Data extracted from a collection
□ □ □

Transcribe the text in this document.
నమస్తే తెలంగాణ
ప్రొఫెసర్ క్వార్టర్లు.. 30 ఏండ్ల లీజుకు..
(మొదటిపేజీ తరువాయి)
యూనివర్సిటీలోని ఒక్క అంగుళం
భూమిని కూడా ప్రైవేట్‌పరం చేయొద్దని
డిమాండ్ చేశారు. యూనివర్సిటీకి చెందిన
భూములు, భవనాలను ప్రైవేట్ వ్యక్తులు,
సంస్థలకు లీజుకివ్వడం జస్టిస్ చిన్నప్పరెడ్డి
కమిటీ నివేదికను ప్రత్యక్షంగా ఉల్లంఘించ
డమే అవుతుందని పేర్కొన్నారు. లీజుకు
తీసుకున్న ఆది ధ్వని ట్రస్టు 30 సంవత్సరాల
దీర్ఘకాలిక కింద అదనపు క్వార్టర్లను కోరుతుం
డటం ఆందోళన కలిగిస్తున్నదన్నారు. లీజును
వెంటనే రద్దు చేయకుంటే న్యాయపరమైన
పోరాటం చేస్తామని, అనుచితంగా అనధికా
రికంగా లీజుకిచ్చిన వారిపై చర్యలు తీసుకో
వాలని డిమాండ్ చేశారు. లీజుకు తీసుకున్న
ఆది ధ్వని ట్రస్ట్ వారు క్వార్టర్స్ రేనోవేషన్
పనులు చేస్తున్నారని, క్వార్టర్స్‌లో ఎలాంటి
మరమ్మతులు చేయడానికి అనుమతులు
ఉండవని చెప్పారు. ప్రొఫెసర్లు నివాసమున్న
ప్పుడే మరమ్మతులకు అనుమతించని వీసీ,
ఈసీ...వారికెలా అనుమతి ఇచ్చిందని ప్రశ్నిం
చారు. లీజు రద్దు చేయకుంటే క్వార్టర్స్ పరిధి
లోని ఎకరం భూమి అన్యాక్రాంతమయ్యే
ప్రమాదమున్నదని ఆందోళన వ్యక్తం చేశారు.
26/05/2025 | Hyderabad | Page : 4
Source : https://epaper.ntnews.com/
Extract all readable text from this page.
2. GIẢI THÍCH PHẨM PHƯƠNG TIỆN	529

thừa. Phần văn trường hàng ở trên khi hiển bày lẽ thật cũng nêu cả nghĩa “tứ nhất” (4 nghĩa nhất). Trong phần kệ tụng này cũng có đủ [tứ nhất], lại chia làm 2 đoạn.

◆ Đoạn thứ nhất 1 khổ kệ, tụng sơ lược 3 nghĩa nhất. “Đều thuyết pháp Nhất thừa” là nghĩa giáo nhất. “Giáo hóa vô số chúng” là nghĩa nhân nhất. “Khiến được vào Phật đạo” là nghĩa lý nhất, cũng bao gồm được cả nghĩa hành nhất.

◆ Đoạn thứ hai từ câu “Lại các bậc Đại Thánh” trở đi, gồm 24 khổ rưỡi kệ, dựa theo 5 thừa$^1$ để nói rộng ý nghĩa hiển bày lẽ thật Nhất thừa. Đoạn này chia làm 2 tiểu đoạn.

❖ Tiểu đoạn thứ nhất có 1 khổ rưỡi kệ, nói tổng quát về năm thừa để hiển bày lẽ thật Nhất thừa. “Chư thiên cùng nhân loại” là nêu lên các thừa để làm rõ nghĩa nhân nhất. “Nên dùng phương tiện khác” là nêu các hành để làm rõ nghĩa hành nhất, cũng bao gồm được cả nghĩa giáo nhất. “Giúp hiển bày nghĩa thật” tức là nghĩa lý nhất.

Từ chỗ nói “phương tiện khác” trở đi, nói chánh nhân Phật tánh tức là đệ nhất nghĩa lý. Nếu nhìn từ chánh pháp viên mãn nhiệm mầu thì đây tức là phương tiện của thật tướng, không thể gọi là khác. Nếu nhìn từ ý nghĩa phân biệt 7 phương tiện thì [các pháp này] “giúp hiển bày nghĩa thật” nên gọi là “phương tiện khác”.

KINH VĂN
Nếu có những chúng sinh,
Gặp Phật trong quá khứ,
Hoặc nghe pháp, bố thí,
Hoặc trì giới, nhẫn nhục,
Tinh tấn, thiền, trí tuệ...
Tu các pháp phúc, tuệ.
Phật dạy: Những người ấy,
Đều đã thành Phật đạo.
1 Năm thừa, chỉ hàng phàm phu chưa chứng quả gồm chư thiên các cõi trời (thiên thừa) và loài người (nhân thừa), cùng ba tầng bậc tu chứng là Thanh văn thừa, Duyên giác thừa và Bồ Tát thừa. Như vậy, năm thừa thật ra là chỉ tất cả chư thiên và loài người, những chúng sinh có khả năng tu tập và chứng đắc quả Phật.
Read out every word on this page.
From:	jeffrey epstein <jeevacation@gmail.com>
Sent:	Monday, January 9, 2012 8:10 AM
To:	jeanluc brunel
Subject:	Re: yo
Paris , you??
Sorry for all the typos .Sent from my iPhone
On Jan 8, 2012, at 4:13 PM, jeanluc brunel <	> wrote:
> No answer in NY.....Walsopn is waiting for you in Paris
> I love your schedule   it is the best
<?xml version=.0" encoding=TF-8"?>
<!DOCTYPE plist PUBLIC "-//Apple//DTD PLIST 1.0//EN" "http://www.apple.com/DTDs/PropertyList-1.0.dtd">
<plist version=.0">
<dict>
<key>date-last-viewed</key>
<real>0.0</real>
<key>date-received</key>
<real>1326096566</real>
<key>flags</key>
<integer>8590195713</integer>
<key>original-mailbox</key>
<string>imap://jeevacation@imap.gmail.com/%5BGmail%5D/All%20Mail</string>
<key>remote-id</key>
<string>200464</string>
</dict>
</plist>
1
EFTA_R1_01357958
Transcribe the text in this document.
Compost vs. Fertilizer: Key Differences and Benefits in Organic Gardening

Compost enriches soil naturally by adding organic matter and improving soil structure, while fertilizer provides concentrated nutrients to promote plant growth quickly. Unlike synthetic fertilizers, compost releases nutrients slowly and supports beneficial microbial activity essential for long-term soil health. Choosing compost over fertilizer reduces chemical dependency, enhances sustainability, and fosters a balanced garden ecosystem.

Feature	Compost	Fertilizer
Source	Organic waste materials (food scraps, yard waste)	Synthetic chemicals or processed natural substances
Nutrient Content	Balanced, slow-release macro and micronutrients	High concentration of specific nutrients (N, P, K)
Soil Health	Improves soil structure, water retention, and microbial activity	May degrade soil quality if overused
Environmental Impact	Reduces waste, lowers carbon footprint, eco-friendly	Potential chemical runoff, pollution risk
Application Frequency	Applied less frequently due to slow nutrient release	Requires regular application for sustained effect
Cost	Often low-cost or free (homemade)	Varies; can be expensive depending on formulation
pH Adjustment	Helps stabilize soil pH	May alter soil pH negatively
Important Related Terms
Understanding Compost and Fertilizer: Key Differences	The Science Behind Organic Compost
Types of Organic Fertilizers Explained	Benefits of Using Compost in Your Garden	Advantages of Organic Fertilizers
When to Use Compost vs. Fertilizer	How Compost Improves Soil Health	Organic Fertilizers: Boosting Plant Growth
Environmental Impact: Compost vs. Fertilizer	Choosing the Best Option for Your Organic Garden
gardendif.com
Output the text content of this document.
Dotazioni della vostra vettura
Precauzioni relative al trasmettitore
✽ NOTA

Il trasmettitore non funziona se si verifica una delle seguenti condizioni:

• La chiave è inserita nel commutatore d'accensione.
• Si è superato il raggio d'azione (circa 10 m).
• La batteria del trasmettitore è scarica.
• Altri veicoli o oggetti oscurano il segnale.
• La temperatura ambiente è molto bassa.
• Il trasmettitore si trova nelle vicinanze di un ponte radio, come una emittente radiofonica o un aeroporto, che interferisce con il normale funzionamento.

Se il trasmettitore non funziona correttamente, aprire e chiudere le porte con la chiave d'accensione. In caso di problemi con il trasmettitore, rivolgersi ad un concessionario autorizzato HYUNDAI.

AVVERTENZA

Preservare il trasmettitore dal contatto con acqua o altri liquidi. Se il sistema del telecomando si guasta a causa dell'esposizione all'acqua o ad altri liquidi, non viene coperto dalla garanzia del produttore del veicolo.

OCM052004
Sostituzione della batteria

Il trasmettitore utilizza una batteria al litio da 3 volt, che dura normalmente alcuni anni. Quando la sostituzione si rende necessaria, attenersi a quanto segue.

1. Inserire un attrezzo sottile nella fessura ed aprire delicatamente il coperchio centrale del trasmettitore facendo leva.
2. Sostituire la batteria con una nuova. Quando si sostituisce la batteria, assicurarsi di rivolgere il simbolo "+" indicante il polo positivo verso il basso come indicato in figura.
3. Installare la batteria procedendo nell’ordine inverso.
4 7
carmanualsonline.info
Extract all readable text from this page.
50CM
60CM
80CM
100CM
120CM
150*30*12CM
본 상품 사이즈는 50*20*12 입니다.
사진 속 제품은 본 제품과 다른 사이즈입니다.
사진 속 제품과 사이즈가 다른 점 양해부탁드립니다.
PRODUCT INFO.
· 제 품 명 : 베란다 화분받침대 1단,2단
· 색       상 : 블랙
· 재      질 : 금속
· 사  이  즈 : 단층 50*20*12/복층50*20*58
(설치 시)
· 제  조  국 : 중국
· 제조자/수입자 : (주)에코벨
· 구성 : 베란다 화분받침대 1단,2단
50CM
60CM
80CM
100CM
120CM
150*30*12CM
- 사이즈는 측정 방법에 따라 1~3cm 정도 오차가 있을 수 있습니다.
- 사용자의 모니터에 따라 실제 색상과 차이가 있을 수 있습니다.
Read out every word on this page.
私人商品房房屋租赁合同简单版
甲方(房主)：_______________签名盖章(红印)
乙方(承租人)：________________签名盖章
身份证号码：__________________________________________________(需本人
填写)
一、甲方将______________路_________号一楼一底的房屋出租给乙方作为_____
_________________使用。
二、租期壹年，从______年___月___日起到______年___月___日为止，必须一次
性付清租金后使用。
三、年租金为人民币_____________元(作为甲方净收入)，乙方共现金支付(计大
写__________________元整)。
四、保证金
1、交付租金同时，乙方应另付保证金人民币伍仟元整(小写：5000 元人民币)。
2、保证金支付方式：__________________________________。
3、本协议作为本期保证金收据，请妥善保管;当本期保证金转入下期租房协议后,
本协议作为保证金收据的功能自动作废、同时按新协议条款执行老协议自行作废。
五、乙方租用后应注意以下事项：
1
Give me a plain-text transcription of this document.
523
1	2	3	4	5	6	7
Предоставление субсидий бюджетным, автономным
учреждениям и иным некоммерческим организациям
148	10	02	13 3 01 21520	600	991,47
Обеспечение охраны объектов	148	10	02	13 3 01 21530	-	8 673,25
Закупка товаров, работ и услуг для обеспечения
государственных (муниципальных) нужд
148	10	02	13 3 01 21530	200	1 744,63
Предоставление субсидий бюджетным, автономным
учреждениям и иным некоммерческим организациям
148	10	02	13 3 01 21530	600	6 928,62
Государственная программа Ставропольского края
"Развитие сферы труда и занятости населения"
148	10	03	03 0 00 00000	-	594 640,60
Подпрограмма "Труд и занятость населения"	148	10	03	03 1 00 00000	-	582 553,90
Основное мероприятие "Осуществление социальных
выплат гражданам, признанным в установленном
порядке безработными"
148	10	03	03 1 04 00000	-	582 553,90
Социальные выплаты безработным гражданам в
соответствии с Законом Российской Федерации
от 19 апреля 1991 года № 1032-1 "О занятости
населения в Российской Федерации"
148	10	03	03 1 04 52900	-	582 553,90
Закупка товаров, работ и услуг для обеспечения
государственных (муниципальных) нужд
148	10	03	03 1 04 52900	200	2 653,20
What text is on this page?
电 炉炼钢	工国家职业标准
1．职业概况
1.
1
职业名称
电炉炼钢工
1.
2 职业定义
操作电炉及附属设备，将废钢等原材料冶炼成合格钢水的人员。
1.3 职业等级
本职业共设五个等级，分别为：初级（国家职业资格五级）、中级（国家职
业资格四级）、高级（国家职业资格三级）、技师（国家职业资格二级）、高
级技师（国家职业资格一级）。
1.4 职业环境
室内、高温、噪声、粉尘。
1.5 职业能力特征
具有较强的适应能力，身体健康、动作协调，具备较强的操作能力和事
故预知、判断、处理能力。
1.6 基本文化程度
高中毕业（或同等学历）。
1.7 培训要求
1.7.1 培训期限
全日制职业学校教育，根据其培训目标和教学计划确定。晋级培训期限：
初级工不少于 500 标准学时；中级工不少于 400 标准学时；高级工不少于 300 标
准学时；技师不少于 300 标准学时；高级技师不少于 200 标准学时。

□ □ □

Find every line with the word "gmail" and state how many there are, with no other words.

**RESULT FOR THIS EXERCISE:** 2